# INSTRUCTIONS TO FOLLOW
Present the data once more in exactly its original form.

Begin RECORDS FOR THE TASK

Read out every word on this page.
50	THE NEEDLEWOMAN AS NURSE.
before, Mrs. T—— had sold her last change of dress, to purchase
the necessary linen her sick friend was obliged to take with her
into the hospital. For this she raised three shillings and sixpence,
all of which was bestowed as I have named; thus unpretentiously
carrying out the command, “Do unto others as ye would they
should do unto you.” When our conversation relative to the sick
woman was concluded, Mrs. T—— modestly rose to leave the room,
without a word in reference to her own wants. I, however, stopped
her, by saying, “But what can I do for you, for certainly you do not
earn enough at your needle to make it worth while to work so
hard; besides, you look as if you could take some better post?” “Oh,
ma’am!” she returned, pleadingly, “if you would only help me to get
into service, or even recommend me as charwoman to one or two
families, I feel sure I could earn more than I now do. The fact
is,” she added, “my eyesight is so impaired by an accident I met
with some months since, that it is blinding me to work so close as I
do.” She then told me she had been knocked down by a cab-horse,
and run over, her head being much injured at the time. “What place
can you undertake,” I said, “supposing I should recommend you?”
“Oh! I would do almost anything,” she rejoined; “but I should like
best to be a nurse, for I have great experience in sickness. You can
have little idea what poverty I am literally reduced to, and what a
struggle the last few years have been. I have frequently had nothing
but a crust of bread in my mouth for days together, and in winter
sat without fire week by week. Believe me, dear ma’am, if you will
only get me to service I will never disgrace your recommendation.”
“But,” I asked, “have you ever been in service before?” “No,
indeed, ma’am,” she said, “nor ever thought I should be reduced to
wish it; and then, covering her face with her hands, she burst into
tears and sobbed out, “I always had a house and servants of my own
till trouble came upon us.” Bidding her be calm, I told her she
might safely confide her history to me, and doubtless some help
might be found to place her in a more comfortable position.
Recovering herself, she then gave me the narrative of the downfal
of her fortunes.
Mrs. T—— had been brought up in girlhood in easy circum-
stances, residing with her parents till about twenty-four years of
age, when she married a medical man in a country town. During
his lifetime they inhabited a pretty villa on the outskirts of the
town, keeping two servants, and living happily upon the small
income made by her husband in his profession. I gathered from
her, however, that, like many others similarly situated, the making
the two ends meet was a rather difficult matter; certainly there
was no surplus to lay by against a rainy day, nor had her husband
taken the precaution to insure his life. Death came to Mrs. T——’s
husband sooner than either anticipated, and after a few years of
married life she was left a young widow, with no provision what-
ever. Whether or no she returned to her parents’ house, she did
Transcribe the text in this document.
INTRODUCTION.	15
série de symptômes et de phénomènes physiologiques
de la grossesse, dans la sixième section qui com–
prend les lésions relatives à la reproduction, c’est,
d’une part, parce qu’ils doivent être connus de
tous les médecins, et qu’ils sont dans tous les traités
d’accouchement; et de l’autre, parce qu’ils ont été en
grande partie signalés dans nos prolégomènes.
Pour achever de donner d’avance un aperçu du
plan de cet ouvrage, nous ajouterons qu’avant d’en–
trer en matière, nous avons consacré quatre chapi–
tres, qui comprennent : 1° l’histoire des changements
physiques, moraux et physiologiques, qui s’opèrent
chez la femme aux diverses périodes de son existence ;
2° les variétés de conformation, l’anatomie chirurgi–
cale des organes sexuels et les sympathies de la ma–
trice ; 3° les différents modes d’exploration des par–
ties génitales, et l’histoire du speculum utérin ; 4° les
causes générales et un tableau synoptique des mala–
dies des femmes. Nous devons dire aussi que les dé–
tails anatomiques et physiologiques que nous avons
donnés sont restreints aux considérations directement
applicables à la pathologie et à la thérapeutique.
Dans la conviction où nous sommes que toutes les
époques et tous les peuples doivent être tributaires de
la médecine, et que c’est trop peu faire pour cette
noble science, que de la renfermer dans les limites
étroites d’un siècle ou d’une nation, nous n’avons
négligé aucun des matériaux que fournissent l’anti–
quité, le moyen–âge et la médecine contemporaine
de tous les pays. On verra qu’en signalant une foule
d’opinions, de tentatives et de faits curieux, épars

End RECORDS FOR THE TASK

# OUTPUT OF THE TASK
Read out every word on this page.
50	THE NEEDLEWOMAN AS NURSE.
before, Mrs. T—— had sold her last change of dress, to purchase
the necessary linen her sick friend was obliged to take with her
into the hospital. For this she raised three shillings and sixpence,
all of which was bestowed as I have named; thus unpretentiously
carrying out the command, “Do unto others as ye would they
should do unto you.” When our conversation relative to the sick
woman was concluded, Mrs. T—— modestly rose to leave the room,
without a word in reference to her own wants. I, however, stopped
her, by saying, “But what can I do for you, for certainly you do not
earn enough at your needle to make it worth while to work so
hard; besides, you look as if you could take some better post?” “Oh,
ma’am!” she returned, pleadingly, “if you would only help me to get
into service, or even recommend me as charwoman to one or two
families, I feel sure I could earn more than I now do. The fact
is,” she added, “my eyesight is so impaired by an accident I met
with some months since, that it is blinding me to work so close as I
do.” She then told me she had been knocked down by a cab-horse,
and run over, her head being much injured at the time. “What place
can you undertake,” I said, “supposing I should recommend you?”
“Oh! I would do almost anything,” she rejoined; “but I should like
best to be a nurse, for I have great experience in sickness. You can
have little idea what poverty I am literally reduced to, and what a
struggle the last few years have been. I have frequently had nothing
but a crust of bread in my mouth for days together, and in winter
sat without fire week by week. Believe me, dear ma’am, if you will
only get me to service I will never disgrace your recommendation.”
“But,” I asked, “have you ever been in service before?” “No,
indeed, ma’am,” she said, “nor ever thought I should be reduced to
wish it; and then, covering her face with her hands, she burst into
tears and sobbed out, “I always had a house and servants of my own
till trouble came upon us.” Bidding her be calm, I told her she
might safely confide her history to me, and doubtless some help
might be found to place her in a more comfortable position.
Recovering herself, she then gave me the narrative of the downfal
of her fortunes.
Mrs. T—— had been brought up in girlhood in easy circum-
stances, residing with her parents till about twenty-four years of
age, when she married a medical man in a country town. During
his lifetime they inhabited a pretty villa on the outskirts of the
town, keeping two servants, and living happily upon the small
income made by her husband in his profession. I gathered from
her, however, that, like many others similarly situated, the making
the two ends meet was a rather difficult matter; certainly there
was no surplus to lay by against a rainy day, nor had her husband
taken the precaution to insure his life. Death came to Mrs. T——’s
husband sooner than either anticipated, and after a few years of
married life she was left a young widow, with no provision what-
ever. Whether or no she returned to her parents’ house, she did
Transcribe the text in this document.
INTRODUCTION.	15
série de symptômes et de phénomènes physiologiques
de la grossesse, dans la sixième section qui com–
prend les lésions relatives à la reproduction, c’est,
d’une part, parce qu’ils doivent être connus de
tous les médecins, et qu’ils sont dans tous les traités
d’accouchement; et de l’autre, parce qu’ils ont été en
grande partie signalés dans nos prolégomènes.
Pour achever de donner d’avance un aperçu du
plan de cet ouvrage, nous ajouterons qu’avant d’en–
trer en matière, nous avons consacré quatre chapi–
tres, qui comprennent : 1° l’histoire des changements
physiques, moraux et physiologiques, qui s’opèrent
chez la femme aux diverses périodes de son existence ;
2° les variétés de conformation, l’anatomie chirurgi–
cale des organes sexuels et les sympathies de la ma–
trice ; 3° les différents modes d’exploration des par–
ties génitales, et l’histoire du speculum utérin ; 4° les
causes générales et un tableau synoptique des mala–
dies des femmes. Nous devons dire aussi que les dé–
tails anatomiques et physiologiques que nous avons
donnés sont restreints aux considérations directement
applicables à la pathologie et à la thérapeutique.
Dans la conviction où nous sommes que toutes les
époques et tous les peuples doivent être tributaires de
la médecine, et que c’est trop peu faire pour cette
noble science, que de la renfermer dans les limites
étroites d’un siècle ou d’une nation, nous n’avons
négligé aucun des matériaux que fournissent l’anti–
quité, le moyen–âge et la médecine contemporaine
de tous les pays. On verra qu’en signalant une foule
d’opinions, de tentatives et de faits curieux, épars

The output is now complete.